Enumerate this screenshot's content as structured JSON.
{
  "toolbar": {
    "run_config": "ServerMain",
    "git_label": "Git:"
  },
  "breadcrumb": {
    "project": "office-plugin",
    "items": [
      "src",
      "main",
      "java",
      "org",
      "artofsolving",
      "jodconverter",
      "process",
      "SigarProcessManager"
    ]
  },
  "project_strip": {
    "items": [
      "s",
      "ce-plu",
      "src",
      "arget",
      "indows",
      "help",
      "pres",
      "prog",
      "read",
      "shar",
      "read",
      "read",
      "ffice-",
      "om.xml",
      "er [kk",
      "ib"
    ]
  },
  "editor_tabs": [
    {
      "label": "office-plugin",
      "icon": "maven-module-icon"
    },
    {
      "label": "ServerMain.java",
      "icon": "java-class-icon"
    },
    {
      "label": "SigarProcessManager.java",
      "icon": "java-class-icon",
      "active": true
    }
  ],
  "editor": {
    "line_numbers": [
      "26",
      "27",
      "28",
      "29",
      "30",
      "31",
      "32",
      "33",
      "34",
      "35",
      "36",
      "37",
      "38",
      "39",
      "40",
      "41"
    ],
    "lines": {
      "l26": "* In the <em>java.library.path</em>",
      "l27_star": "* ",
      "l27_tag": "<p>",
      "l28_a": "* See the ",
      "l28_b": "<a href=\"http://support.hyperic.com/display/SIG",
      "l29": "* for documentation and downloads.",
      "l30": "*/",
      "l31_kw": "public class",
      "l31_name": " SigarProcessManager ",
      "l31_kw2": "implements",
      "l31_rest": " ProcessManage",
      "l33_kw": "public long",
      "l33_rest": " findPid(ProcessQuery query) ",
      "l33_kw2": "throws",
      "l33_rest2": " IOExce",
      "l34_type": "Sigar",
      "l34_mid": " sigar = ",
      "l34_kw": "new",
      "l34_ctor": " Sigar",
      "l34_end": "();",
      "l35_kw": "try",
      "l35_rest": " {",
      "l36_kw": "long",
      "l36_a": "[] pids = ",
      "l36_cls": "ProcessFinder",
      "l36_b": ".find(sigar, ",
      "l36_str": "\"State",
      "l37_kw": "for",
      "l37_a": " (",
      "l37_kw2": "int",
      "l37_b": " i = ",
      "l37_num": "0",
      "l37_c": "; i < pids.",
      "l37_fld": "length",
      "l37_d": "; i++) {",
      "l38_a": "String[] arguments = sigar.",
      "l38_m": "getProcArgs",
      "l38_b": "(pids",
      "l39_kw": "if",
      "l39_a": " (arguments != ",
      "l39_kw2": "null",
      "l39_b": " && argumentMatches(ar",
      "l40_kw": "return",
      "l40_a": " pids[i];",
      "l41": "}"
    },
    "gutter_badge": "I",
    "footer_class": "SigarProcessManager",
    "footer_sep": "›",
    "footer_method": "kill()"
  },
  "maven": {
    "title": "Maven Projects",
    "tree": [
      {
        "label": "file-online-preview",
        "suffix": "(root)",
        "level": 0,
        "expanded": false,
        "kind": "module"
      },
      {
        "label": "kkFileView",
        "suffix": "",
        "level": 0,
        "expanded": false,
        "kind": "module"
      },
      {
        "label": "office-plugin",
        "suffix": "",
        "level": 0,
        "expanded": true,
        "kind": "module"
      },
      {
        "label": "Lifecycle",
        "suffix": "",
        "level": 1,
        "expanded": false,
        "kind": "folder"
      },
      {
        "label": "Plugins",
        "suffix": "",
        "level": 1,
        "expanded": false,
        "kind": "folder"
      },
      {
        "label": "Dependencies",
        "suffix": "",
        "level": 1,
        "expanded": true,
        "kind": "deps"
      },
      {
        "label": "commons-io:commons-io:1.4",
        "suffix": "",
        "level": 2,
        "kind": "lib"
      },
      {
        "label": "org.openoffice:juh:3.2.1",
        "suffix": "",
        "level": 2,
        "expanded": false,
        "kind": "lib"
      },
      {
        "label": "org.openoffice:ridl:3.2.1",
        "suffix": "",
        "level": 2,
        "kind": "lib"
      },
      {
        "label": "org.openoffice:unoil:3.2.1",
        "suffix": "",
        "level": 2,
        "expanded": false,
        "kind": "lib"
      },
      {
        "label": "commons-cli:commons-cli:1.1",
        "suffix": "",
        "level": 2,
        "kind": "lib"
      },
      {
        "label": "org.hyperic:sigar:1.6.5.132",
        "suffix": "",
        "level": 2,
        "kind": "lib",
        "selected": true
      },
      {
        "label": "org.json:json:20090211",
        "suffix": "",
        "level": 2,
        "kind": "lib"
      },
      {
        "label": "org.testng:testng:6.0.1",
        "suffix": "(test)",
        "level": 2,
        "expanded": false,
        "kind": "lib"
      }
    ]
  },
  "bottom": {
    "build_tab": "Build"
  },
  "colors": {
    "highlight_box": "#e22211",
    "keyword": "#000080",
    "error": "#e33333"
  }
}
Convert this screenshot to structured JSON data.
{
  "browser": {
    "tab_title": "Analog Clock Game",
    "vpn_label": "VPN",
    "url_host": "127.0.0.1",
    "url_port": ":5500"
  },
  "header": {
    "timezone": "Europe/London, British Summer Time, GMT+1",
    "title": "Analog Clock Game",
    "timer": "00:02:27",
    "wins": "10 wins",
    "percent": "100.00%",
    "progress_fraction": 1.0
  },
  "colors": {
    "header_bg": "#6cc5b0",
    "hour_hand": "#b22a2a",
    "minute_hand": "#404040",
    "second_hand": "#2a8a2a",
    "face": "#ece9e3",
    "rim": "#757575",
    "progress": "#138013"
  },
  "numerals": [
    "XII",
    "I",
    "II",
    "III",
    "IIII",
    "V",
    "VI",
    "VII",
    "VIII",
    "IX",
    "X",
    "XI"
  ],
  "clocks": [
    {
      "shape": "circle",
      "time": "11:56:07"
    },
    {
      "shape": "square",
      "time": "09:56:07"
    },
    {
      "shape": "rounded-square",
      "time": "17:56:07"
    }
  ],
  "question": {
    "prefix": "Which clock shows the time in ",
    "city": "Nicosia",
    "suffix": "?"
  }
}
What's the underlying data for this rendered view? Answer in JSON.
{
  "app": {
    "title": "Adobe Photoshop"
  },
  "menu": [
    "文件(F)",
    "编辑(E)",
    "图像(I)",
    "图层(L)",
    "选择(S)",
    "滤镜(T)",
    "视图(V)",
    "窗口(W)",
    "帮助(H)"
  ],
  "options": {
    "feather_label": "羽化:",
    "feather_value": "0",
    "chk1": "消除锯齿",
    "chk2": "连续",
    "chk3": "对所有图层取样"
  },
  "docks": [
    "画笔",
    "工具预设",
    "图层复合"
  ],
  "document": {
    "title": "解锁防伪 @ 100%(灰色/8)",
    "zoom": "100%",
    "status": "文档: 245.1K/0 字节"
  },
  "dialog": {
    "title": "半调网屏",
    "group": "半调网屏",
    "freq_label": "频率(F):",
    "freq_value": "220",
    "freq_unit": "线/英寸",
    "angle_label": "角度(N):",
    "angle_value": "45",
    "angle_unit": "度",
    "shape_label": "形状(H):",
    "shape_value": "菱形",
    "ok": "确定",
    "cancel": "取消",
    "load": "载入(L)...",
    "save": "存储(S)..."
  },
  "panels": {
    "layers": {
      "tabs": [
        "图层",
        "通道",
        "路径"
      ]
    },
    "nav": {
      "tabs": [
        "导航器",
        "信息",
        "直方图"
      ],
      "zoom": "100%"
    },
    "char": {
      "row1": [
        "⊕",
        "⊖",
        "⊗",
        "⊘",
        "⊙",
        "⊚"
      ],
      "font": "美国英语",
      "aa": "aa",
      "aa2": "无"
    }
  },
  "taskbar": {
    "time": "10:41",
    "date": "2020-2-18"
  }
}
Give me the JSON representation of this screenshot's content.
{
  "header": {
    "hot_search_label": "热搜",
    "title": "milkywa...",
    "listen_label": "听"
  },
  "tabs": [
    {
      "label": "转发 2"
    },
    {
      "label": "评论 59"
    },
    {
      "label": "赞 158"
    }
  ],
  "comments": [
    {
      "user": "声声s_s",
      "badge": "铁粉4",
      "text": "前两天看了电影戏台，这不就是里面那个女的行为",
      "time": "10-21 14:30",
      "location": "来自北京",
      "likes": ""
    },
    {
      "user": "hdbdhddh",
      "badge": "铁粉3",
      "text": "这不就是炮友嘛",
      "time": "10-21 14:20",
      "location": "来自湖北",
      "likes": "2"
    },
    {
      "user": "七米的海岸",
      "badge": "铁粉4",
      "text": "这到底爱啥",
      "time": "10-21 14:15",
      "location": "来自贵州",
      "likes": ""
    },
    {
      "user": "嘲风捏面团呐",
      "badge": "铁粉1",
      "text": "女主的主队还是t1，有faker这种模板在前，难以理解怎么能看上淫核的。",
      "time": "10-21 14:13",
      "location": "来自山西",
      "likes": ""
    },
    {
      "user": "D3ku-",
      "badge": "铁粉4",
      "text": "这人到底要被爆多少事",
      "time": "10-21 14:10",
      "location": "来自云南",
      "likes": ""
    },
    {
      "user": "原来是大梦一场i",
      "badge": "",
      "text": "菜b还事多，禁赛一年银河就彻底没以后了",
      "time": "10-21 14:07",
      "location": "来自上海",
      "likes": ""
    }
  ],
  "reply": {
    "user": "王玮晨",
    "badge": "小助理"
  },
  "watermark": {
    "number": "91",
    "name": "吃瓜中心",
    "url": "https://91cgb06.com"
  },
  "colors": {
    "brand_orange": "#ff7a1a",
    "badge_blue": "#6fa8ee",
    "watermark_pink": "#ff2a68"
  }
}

(What the exercise asks):
Copy out all lines that carry the word "openoffice".

(Task result):
        "label": "org.openoffice:juh:3.2.1",
        "label": "org.openoffice:ridl:3.2.1",
        "label": "org.openoffice:unoil:3.2.1",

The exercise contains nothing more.